# Provided material start
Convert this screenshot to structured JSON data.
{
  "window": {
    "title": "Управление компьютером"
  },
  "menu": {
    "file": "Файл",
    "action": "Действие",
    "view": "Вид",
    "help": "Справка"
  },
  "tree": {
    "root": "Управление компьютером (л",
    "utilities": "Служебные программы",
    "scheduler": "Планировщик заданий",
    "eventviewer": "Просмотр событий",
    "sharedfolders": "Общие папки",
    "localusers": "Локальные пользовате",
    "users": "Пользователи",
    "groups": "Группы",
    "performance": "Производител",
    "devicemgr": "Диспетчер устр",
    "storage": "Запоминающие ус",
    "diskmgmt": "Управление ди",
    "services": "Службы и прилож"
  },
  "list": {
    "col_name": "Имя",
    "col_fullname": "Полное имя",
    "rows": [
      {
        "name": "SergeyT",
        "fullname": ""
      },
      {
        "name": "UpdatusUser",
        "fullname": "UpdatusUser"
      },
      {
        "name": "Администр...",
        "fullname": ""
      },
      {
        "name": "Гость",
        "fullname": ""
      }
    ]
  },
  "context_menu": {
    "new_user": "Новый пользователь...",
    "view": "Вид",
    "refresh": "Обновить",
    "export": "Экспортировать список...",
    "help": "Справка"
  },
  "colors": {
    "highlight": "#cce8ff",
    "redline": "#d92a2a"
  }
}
# Provided material end
# Provided material start
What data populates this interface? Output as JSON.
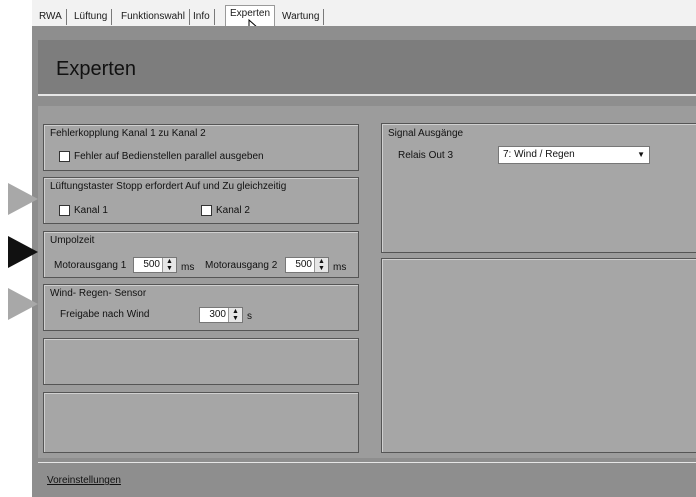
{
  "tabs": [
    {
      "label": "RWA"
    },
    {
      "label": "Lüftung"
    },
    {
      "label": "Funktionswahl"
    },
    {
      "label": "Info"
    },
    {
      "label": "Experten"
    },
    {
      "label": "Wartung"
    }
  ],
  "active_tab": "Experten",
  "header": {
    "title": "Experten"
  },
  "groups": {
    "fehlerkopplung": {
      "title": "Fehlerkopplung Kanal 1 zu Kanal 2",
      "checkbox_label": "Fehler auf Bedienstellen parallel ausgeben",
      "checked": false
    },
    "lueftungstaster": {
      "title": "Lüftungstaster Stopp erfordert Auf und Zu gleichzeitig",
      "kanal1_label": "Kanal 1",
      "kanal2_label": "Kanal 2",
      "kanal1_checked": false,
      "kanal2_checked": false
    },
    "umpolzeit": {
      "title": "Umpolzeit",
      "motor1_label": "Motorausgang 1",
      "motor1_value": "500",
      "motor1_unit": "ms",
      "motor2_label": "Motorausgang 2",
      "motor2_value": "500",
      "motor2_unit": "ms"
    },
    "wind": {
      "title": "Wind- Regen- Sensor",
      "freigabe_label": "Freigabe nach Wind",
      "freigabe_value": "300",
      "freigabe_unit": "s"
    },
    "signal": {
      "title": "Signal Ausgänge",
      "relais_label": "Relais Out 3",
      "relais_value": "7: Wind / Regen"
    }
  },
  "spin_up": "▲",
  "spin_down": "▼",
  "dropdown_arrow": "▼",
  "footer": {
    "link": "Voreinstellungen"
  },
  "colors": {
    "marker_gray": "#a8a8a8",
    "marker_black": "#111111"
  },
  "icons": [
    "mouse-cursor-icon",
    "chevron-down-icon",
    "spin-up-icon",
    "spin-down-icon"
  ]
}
# Provided material end
*Written task*
Show all lines from the listing above in which "data" appears.

*Worked solution*
Convert this screenshot to structured JSON data.
What data populates this interface? Output as JSON.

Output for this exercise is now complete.